Work required: Output every line exactly as written. Leave out pictures.

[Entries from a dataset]
Begin

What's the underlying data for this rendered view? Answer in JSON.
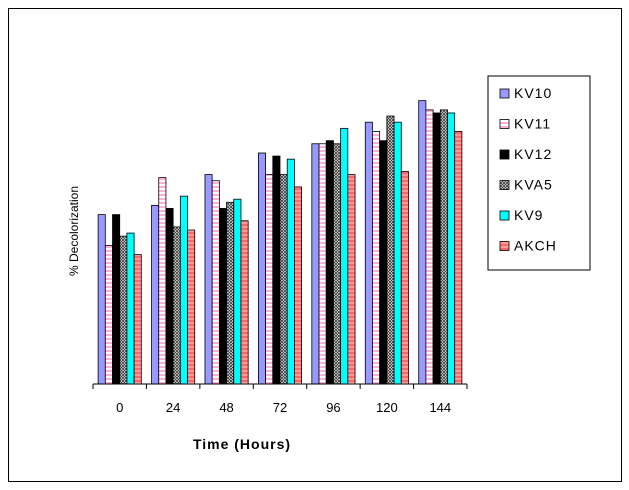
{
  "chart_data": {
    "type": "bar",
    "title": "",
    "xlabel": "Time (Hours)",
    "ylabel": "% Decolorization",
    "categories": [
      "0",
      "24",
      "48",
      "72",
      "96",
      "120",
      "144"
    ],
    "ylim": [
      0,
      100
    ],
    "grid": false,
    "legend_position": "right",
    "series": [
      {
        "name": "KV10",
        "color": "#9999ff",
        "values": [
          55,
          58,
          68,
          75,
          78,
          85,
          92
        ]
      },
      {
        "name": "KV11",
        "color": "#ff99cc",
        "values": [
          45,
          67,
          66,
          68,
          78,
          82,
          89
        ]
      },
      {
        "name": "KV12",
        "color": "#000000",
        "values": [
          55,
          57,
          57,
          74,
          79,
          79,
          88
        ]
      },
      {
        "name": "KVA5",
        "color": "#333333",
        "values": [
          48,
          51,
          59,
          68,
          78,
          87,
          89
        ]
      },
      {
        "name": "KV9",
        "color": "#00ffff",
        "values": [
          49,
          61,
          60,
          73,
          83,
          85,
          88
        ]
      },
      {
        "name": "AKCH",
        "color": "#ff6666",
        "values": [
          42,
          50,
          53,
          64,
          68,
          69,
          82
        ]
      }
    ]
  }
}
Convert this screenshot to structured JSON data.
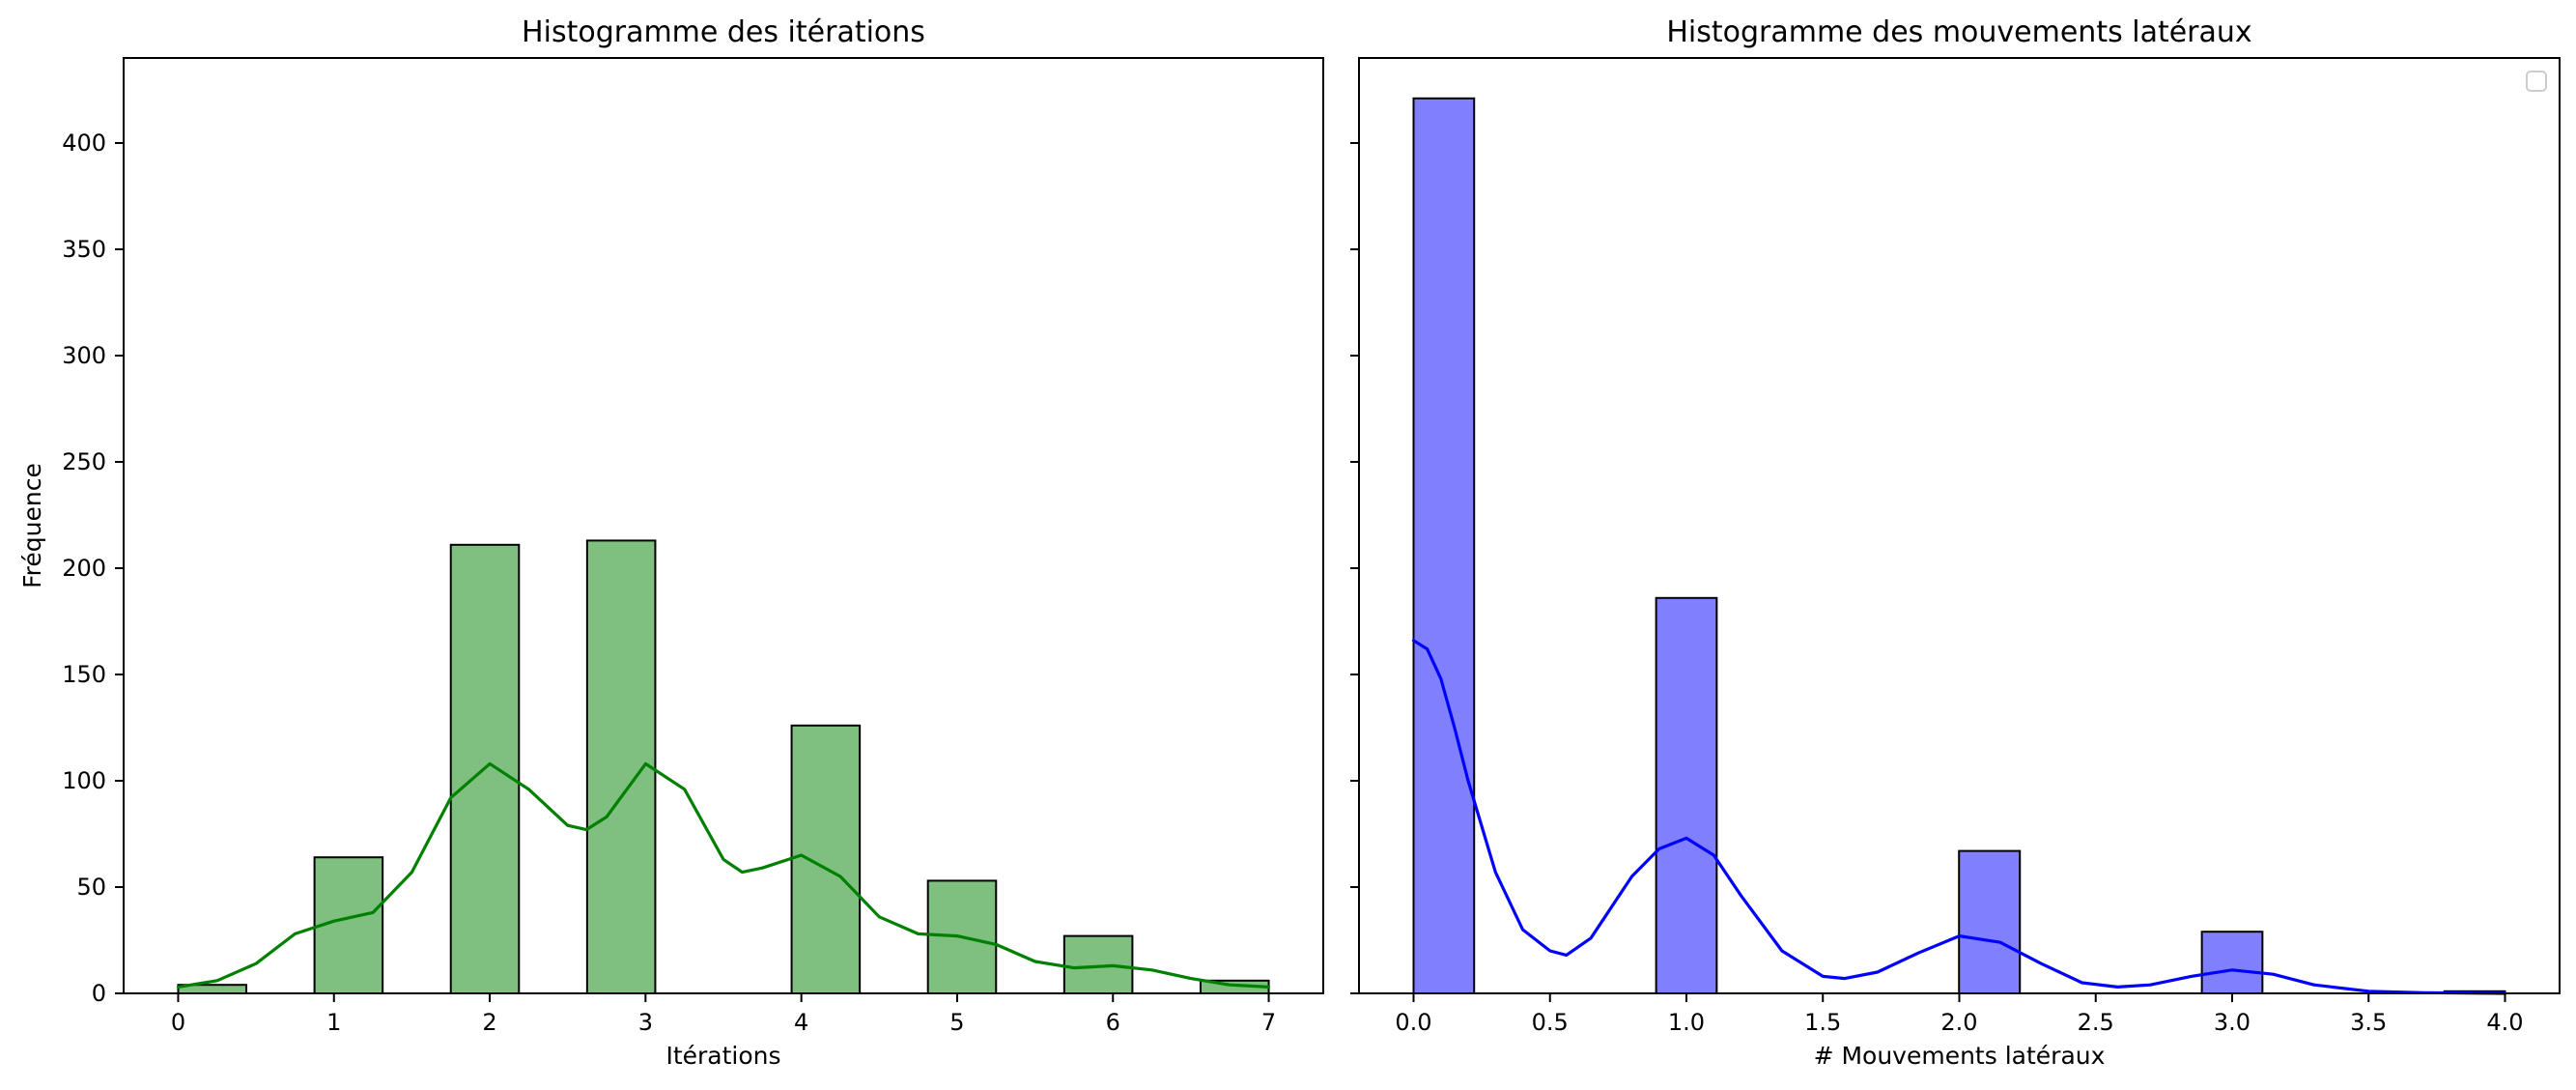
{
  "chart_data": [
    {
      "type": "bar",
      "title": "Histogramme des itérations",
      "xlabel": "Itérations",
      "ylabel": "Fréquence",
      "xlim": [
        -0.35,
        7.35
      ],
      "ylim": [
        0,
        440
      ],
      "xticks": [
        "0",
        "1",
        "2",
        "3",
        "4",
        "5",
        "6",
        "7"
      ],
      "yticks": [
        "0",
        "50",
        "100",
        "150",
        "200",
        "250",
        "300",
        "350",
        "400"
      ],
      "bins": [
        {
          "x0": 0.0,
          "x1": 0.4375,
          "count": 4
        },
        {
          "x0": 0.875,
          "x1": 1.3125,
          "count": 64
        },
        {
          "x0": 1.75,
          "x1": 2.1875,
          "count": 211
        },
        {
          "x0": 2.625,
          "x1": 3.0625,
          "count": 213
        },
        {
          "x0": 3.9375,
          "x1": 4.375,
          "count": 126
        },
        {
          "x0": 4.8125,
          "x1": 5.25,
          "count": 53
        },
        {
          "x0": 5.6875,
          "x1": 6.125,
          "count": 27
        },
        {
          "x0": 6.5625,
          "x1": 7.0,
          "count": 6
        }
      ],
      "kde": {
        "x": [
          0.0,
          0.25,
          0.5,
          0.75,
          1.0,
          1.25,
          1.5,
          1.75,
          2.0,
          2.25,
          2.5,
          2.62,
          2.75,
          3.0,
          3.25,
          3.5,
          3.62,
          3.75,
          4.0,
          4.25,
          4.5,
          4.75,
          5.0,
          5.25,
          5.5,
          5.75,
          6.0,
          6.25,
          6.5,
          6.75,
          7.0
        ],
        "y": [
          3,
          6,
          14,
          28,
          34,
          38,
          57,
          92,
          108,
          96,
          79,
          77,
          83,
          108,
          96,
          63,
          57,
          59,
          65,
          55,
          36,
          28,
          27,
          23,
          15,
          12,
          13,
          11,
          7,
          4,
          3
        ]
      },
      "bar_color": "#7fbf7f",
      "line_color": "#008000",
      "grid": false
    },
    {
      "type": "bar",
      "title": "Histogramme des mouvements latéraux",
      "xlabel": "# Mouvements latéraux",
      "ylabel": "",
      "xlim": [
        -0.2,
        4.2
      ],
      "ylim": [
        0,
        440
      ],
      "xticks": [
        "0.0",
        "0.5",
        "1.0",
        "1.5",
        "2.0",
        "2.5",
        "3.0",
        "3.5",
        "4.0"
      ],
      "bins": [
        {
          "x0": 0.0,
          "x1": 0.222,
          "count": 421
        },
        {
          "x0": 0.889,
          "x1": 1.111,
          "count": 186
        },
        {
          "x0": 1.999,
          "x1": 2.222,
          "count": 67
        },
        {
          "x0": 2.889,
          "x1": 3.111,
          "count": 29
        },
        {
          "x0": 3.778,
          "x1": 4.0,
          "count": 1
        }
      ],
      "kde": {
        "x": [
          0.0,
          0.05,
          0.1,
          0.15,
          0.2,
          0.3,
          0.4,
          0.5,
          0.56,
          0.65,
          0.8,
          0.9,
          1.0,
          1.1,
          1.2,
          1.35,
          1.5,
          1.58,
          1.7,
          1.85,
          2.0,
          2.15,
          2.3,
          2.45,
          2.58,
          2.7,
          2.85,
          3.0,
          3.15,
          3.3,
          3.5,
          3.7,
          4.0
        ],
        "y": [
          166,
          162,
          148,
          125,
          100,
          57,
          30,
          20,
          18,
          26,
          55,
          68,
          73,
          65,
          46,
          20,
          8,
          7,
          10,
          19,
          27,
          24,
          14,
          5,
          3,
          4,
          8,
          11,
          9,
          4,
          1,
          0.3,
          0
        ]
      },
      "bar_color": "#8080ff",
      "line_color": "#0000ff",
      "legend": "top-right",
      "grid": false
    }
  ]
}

End

Solution below:
What's the underlying data for this rendered view? Answer in JSON.
{
  "chart_data": {
    "type": "bar",
    "title": "",
    "xlabel": "Time (Hours)",
    "ylabel": "% Decolorization",
    "categories": [
      "0",
      "24",
      "48",
      "72",
      "96",
      "120",
      "144"
    ],
    "ylim": [
      0,
      100
    ],
    "grid": false,
    "legend_position": "right",
    "series": [
      {
        "name": "KV10",
        "color": "#9999ff",
        "values": [
          55,
          58,
          68,
          75,
          78,
          85,
          92
        ]
      },
      {
        "name": "KV11",
        "color": "#ff99cc",
        "values": [
          45,
          67,
          66,
          68,
          78,
          82,
          89
        ]
      },
      {
        "name": "KV12",
        "color": "#000000",
        "values": [
          55,
          57,
          57,
          74,
          79,
          79,
          88
        ]
      },
      {
        "name": "KVA5",
        "color": "#333333",
        "values": [
          48,
          51,
          59,
          68,
          78,
          87,
          89
        ]
      },
      {
        "name": "KV9",
        "color": "#00ffff",
        "values": [
          49,
          61,
          60,
          73,
          83,
          85,
          88
        ]
      },
      {
        "name": "AKCH",
        "color": "#ff6666",
        "values": [
          42,
          50,
          53,
          64,
          68,
          69,
          82
        ]
      }
    ]
  }
}
Convert this screenshot to structured JSON data.
{
  "chart_data": [
    {
      "type": "bar",
      "title": "Histogramme des itérations",
      "xlabel": "Itérations",
      "ylabel": "Fréquence",
      "xlim": [
        -0.35,
        7.35
      ],
      "ylim": [
        0,
        440
      ],
      "xticks": [
        "0",
        "1",
        "2",
        "3",
        "4",
        "5",
        "6",
        "7"
      ],
      "yticks": [
        "0",
        "50",
        "100",
        "150",
        "200",
        "250",
        "300",
        "350",
        "400"
      ],
      "bins": [
        {
          "x0": 0.0,
          "x1": 0.4375,
          "count": 4
        },
        {
          "x0": 0.875,
          "x1": 1.3125,
          "count": 64
        },
        {
          "x0": 1.75,
          "x1": 2.1875,
          "count": 211
        },
        {
          "x0": 2.625,
          "x1": 3.0625,
          "count": 213
        },
        {
          "x0": 3.9375,
          "x1": 4.375,
          "count": 126
        },
        {
          "x0": 4.8125,
          "x1": 5.25,
          "count": 53
        },
        {
          "x0": 5.6875,
          "x1": 6.125,
          "count": 27
        },
        {
          "x0": 6.5625,
          "x1": 7.0,
          "count": 6
        }
      ],
      "kde": {
        "x": [
          0.0,
          0.25,
          0.5,
          0.75,
          1.0,
          1.25,
          1.5,
          1.75,
          2.0,
          2.25,
          2.5,
          2.62,
          2.75,
          3.0,
          3.25,
          3.5,
          3.62,
          3.75,
          4.0,
          4.25,
          4.5,
          4.75,
          5.0,
          5.25,
          5.5,
          5.75,
          6.0,
          6.25,
          6.5,
          6.75,
          7.0
        ],
        "y": [
          3,
          6,
          14,
          28,
          34,
          38,
          57,
          92,
          108,
          96,
          79,
          77,
          83,
          108,
          96,
          63,
          57,
          59,
          65,
          55,
          36,
          28,
          27,
          23,
          15,
          12,
          13,
          11,
          7,
          4,
          3
        ]
      },
      "bar_color": "#7fbf7f",
      "line_color": "#008000",
      "grid": false
    },
    {
      "type": "bar",
      "title": "Histogramme des mouvements latéraux",
      "xlabel": "# Mouvements latéraux",
      "ylabel": "",
      "xlim": [
        -0.2,
        4.2
      ],
      "ylim": [
        0,
        440
      ],
      "xticks": [
        "0.0",
        "0.5",
        "1.0",
        "1.5",
        "2.0",
        "2.5",
        "3.0",
        "3.5",
        "4.0"
      ],
      "bins": [
        {
          "x0": 0.0,
          "x1": 0.222,
          "count": 421
        },
        {
          "x0": 0.889,
          "x1": 1.111,
          "count": 186
        },
        {
          "x0": 1.999,
          "x1": 2.222,
          "count": 67
        },
        {
          "x0": 2.889,
          "x1": 3.111,
          "count": 29
        },
        {
          "x0": 3.778,
          "x1": 4.0,
          "count": 1
        }
      ],
      "kde": {
        "x": [
          0.0,
          0.05,
          0.1,
          0.15,
          0.2,
          0.3,
          0.4,
          0.5,
          0.56,
          0.65,
          0.8,
          0.9,
          1.0,
          1.1,
          1.2,
          1.35,
          1.5,
          1.58,
          1.7,
          1.85,
          2.0,
          2.15,
          2.3,
          2.45,
          2.58,
          2.7,
          2.85,
          3.0,
          3.15,
          3.3,
          3.5,
          3.7,
          4.0
        ],
        "y": [
          166,
          162,
          148,
          125,
          100,
          57,
          30,
          20,
          18,
          26,
          55,
          68,
          73,
          65,
          46,
          20,
          8,
          7,
          10,
          19,
          27,
          24,
          14,
          5,
          3,
          4,
          8,
          11,
          9,
          4,
          1,
          0.3,
          0
        ]
      },
      "bar_color": "#8080ff",
      "line_color": "#0000ff",
      "legend": "top-right",
      "grid": false
    }
  ]
}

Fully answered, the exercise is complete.